Dataset items

↓

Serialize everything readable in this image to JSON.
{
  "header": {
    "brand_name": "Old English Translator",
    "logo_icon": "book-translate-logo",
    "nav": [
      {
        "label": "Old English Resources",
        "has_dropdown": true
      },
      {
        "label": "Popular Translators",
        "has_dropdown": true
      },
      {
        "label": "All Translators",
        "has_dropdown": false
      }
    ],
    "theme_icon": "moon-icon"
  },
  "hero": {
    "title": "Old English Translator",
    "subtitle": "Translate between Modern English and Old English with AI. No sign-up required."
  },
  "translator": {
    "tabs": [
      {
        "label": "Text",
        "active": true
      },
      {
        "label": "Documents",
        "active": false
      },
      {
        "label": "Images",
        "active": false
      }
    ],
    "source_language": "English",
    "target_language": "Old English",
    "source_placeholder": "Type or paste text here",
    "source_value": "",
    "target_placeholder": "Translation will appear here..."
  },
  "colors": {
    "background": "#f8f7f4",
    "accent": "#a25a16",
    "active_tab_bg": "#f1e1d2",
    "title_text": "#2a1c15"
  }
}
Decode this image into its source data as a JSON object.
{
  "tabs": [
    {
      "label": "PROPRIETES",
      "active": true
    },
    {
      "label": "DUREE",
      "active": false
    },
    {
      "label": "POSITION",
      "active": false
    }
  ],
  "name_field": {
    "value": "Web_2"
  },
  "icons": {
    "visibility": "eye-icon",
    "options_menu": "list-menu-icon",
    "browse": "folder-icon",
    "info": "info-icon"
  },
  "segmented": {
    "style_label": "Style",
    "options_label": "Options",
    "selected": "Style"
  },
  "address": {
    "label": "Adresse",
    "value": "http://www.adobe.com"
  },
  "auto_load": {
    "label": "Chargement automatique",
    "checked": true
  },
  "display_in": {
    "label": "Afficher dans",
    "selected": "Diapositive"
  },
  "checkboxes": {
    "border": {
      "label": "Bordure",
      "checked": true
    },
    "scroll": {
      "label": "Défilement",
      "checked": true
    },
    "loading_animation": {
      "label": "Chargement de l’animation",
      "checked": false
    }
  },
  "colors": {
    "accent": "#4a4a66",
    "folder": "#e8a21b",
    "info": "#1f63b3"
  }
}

↑
↓

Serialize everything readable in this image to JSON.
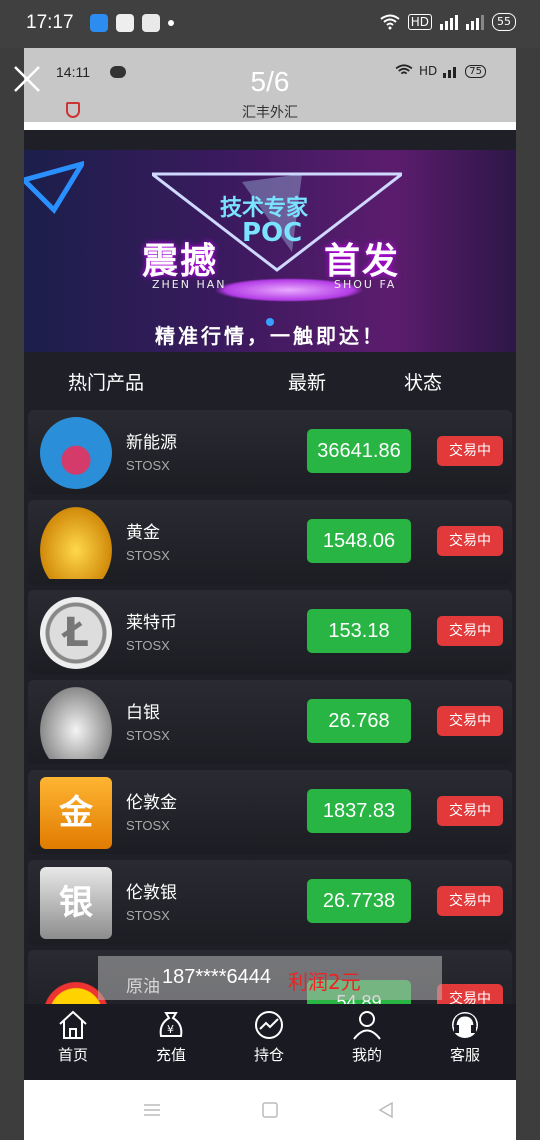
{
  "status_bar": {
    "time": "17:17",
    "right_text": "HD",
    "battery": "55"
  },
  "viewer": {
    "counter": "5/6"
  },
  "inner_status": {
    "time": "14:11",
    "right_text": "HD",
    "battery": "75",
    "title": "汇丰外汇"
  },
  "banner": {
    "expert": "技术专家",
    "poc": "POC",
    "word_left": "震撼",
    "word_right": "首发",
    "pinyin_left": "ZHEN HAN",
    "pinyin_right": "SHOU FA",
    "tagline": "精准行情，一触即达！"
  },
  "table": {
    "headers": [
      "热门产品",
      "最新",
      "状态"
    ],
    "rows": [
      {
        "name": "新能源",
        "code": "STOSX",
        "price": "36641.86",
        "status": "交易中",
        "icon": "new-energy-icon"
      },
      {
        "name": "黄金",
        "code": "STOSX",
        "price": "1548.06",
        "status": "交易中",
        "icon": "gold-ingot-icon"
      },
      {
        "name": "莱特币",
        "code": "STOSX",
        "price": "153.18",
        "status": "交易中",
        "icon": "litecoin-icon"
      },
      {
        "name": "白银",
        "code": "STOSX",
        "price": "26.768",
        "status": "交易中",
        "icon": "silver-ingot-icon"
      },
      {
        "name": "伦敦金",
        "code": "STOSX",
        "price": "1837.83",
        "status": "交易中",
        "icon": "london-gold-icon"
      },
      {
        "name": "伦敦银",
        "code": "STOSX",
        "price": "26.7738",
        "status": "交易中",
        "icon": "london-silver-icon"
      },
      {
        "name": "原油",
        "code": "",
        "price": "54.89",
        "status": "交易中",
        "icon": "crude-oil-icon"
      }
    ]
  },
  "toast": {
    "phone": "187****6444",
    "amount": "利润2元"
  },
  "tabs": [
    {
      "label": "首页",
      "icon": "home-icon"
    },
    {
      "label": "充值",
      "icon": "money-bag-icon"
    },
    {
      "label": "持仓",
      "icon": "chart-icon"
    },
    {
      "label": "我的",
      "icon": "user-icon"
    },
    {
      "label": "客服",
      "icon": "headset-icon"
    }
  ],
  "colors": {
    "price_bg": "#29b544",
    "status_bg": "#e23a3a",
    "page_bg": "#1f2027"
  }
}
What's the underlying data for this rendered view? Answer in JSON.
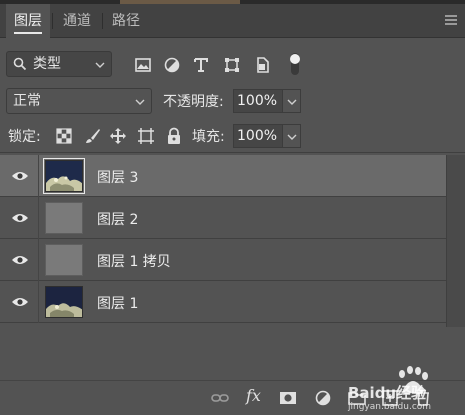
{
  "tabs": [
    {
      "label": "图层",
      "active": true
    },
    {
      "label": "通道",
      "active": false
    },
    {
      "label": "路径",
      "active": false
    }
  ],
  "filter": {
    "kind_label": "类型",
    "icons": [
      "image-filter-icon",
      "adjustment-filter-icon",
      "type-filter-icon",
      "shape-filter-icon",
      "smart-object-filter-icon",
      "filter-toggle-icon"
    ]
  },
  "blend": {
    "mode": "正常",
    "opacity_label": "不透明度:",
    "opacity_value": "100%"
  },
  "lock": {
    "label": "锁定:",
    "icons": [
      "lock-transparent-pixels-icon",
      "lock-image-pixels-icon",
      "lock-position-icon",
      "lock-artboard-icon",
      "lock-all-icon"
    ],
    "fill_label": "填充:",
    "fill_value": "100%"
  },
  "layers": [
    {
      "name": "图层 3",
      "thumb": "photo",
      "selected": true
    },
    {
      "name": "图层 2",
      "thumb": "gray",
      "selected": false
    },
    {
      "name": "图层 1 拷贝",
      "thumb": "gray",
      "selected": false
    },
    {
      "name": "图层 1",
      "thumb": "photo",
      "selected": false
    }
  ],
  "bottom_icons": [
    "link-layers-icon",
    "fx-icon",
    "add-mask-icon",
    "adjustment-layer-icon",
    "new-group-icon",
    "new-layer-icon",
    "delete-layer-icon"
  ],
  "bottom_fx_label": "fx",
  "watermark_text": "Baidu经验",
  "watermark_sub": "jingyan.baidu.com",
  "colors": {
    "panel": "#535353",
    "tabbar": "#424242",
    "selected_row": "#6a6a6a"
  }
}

↑
↓

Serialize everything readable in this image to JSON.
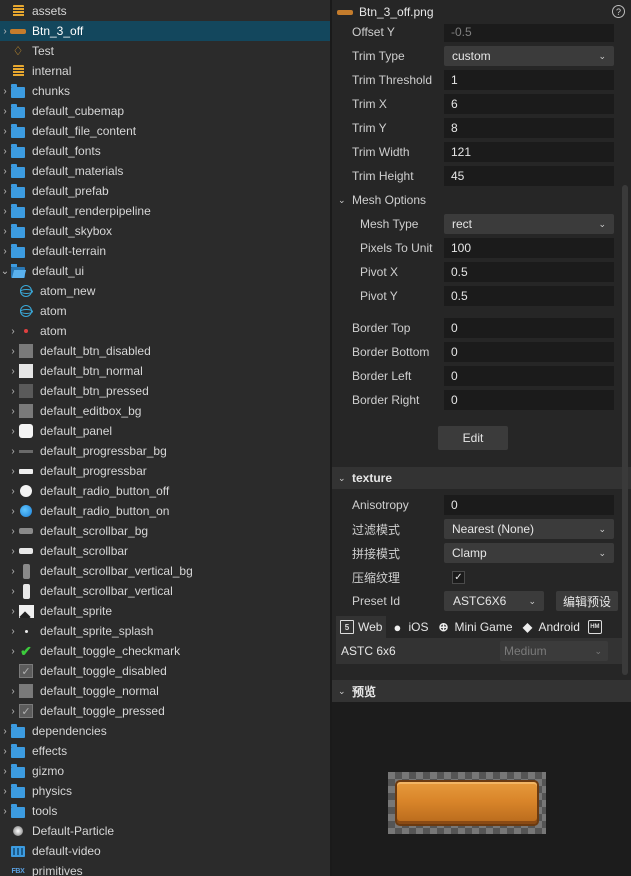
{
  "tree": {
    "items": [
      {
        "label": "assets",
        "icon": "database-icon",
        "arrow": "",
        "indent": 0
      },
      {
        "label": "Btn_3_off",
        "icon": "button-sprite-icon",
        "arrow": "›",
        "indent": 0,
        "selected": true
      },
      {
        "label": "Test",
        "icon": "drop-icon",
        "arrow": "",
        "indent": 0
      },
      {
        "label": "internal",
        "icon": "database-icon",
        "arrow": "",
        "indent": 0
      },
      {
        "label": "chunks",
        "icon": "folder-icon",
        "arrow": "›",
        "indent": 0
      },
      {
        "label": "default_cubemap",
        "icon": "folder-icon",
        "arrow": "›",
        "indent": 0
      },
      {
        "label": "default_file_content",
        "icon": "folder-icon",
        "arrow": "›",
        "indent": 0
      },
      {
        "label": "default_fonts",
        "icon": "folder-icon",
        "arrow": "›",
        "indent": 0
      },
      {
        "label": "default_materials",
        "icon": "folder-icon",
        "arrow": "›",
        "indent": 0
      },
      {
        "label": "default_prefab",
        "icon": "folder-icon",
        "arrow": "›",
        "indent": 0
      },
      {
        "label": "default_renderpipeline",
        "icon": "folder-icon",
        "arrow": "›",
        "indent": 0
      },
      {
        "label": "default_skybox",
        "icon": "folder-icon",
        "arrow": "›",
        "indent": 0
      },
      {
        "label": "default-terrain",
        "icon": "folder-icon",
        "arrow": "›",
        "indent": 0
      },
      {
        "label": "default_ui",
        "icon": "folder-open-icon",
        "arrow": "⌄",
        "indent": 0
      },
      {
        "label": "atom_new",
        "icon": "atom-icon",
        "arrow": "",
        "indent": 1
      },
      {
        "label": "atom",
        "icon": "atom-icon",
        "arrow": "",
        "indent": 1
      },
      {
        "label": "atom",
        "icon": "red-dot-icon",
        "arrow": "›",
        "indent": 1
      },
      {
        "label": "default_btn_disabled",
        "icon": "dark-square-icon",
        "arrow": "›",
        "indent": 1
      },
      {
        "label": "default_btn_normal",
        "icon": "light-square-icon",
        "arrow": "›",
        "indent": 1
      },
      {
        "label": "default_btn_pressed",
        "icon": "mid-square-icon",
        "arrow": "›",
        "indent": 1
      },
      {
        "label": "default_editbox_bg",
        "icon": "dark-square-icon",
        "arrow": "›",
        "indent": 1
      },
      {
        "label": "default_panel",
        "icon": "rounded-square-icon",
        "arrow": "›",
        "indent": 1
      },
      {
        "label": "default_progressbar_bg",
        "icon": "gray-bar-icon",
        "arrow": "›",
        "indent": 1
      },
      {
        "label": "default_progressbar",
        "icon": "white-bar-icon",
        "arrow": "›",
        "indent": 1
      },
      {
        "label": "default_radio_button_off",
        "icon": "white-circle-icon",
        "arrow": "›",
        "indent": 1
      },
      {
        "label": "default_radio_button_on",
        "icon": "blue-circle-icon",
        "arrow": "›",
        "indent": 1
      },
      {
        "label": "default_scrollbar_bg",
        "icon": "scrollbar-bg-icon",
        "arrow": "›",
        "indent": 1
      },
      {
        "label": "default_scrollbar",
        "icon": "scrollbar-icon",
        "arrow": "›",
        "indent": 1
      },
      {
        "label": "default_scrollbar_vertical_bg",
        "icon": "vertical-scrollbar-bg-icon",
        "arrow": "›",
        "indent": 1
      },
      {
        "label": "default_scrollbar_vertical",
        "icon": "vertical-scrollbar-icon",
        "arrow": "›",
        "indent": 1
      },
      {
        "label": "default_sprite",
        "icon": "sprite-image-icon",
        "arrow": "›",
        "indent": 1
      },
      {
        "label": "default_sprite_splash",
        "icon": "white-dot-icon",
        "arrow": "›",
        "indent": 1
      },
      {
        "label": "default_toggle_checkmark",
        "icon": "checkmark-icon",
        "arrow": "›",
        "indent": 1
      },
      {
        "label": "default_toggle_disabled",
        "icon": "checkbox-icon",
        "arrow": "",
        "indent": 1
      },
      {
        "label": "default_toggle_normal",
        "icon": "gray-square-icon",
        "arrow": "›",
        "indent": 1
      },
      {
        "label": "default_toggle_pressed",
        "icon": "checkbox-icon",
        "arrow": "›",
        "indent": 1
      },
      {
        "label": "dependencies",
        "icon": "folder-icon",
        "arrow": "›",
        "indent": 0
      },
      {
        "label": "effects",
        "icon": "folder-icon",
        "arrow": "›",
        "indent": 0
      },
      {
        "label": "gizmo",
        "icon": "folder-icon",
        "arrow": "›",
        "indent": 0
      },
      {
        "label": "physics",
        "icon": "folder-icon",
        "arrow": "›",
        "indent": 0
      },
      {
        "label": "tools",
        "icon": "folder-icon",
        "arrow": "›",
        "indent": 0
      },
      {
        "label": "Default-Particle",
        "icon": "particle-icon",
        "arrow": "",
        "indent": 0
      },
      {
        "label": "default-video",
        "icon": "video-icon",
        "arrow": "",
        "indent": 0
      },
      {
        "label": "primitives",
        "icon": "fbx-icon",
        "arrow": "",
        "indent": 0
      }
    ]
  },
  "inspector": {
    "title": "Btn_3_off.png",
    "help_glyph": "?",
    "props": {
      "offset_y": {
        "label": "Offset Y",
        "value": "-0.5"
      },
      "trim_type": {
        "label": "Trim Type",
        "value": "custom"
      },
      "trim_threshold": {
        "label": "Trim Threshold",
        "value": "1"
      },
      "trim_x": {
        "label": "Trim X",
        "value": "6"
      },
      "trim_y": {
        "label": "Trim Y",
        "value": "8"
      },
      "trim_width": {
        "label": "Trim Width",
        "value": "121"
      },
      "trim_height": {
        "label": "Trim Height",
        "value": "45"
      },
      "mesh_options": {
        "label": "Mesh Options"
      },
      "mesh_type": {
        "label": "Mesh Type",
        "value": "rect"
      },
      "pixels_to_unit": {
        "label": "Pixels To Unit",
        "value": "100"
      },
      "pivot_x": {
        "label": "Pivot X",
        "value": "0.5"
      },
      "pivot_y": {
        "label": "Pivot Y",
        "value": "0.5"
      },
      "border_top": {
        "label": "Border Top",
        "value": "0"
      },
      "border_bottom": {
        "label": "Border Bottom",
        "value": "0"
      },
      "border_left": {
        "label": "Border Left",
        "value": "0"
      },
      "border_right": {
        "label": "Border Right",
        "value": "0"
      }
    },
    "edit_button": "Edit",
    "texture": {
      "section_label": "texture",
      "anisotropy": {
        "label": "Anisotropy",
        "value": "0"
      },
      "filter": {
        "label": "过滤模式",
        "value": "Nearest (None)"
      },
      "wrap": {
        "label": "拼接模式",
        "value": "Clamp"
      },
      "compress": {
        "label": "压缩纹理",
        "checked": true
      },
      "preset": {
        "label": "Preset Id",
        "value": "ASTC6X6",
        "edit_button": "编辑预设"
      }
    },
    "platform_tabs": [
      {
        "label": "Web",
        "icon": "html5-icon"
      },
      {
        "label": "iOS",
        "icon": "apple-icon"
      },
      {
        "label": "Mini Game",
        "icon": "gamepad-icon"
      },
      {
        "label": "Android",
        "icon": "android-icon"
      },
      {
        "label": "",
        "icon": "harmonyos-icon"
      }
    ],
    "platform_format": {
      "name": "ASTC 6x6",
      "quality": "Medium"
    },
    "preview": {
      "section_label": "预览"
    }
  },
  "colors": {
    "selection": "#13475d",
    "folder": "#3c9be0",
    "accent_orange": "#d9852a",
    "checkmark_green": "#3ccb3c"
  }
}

↑

*Task requirements*.
Pull out all lines from the entries above in which the word "here" appears.

*Correct result*.
    "source_placeholder": "Type or paste text here",
    "target_placeholder": "Translation will appear here..."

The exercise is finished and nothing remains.